● Records for the exercise
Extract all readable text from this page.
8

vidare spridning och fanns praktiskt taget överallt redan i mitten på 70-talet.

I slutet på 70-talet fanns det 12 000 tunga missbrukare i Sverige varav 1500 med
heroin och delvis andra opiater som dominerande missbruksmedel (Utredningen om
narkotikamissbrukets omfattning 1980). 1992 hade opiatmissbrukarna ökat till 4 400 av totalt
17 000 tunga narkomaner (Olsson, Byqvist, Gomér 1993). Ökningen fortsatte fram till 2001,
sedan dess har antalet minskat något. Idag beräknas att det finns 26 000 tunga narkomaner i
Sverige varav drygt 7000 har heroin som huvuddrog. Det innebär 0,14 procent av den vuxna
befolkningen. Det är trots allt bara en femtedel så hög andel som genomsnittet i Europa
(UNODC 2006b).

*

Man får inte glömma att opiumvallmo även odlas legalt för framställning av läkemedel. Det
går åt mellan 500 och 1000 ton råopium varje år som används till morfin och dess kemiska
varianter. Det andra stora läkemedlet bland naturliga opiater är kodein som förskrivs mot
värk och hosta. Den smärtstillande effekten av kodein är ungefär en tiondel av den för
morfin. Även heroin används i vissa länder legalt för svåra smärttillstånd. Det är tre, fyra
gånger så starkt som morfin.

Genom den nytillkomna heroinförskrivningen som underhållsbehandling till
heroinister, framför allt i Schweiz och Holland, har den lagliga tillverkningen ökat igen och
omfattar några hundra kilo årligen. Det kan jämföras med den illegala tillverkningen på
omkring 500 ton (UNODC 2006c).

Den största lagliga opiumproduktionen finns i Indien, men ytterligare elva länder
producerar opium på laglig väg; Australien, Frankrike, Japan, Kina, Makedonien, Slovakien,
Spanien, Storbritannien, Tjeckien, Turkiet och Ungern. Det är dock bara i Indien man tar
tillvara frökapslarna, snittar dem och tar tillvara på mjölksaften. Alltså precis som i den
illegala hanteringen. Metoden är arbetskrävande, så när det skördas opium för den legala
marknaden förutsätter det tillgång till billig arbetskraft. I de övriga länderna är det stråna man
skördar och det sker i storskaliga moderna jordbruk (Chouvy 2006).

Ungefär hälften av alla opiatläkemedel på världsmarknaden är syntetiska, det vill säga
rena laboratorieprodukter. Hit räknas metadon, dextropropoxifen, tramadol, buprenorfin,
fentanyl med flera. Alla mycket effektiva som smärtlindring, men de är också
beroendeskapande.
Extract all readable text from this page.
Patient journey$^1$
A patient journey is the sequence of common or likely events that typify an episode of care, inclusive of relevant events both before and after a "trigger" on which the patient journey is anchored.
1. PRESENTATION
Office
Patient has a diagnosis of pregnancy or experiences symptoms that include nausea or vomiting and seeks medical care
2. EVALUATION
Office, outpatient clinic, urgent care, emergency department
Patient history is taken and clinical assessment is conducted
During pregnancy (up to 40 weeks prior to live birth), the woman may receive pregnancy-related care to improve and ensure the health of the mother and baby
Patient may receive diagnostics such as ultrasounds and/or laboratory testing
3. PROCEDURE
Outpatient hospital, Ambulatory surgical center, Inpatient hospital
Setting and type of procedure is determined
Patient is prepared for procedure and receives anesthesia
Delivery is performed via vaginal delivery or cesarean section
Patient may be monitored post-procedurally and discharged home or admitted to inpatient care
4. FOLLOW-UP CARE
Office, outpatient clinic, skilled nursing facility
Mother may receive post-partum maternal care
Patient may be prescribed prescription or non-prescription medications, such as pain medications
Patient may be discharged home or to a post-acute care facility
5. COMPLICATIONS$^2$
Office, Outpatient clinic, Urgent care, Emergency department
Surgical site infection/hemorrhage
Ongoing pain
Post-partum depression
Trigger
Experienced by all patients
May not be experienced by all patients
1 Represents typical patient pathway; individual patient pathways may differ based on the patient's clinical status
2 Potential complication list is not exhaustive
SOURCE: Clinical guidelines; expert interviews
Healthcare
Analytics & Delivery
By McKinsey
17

● Description of the task
Lines above that have "tunga": copy each of them.

● Task solution
I slutet på 70-talet fanns det 12 000 tunga missbrukare i Sverige varav 1500 med
17 000 tunga narkomaner (Olsson, Byqvist, Gomér 1993). Ökningen fortsatte fram till 2001,
sedan dess har antalet minskat något. Idag beräknas att det finns 26 000 tunga narkomaner i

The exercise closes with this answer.